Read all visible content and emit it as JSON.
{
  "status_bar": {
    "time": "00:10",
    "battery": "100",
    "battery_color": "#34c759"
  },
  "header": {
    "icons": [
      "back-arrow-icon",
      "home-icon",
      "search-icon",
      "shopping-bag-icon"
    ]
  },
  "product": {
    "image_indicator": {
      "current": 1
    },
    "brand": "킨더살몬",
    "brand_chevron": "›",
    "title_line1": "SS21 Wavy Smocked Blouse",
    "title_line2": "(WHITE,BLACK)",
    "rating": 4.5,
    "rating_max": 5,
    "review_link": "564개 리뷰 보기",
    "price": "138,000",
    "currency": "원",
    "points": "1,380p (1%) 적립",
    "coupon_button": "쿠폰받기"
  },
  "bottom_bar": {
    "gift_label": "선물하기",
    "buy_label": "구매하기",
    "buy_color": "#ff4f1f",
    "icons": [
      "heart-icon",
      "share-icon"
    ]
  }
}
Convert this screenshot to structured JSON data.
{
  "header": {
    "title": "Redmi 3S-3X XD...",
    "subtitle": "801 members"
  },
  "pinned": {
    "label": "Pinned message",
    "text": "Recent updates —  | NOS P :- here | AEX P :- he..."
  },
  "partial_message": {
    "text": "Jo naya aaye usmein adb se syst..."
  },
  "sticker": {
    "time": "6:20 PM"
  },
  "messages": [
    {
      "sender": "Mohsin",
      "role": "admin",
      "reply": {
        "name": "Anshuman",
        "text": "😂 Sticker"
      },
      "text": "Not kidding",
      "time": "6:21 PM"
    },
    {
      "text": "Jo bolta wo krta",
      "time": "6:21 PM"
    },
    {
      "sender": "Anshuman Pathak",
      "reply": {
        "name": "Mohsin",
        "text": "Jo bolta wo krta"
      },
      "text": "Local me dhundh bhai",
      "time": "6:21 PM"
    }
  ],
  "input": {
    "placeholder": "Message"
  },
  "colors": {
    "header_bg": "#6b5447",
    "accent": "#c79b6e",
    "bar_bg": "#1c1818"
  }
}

-*-

Would you write down every record again, exactly?

Written reply:
Read all visible content and emit it as JSON.
{
  "status_bar": {
    "time": "00:10",
    "battery": "100",
    "battery_color": "#34c759"
  },
  "header": {
    "icons": [
      "back-arrow-icon",
      "home-icon",
      "search-icon",
      "shopping-bag-icon"
    ]
  },
  "product": {
    "image_indicator": {
      "current": 1
    },
    "brand": "킨더살몬",
    "brand_chevron": "›",
    "title_line1": "SS21 Wavy Smocked Blouse",
    "title_line2": "(WHITE,BLACK)",
    "rating": 4.5,
    "rating_max": 5,
    "review_link": "564개 리뷰 보기",
    "price": "138,000",
    "currency": "원",
    "points": "1,380p (1%) 적립",
    "coupon_button": "쿠폰받기"
  },
  "bottom_bar": {
    "gift_label": "선물하기",
    "buy_label": "구매하기",
    "buy_color": "#ff4f1f",
    "icons": [
      "heart-icon",
      "share-icon"
    ]
  }
}
Convert this screenshot to structured JSON data.
{
  "header": {
    "title": "Redmi 3S-3X XD...",
    "subtitle": "801 members"
  },
  "pinned": {
    "label": "Pinned message",
    "text": "Recent updates —  | NOS P :- here | AEX P :- he..."
  },
  "partial_message": {
    "text": "Jo naya aaye usmein adb se syst..."
  },
  "sticker": {
    "time": "6:20 PM"
  },
  "messages": [
    {
      "sender": "Mohsin",
      "role": "admin",
      "reply": {
        "name": "Anshuman",
        "text": "😂 Sticker"
      },
      "text": "Not kidding",
      "time": "6:21 PM"
    },
    {
      "text": "Jo bolta wo krta",
      "time": "6:21 PM"
    },
    {
      "sender": "Anshuman Pathak",
      "reply": {
        "name": "Mohsin",
        "text": "Jo bolta wo krta"
      },
      "text": "Local me dhundh bhai",
      "time": "6:21 PM"
    }
  ],
  "input": {
    "placeholder": "Message"
  },
  "colors": {
    "header_bg": "#6b5447",
    "accent": "#c79b6e",
    "bar_bg": "#1c1818"
  }
}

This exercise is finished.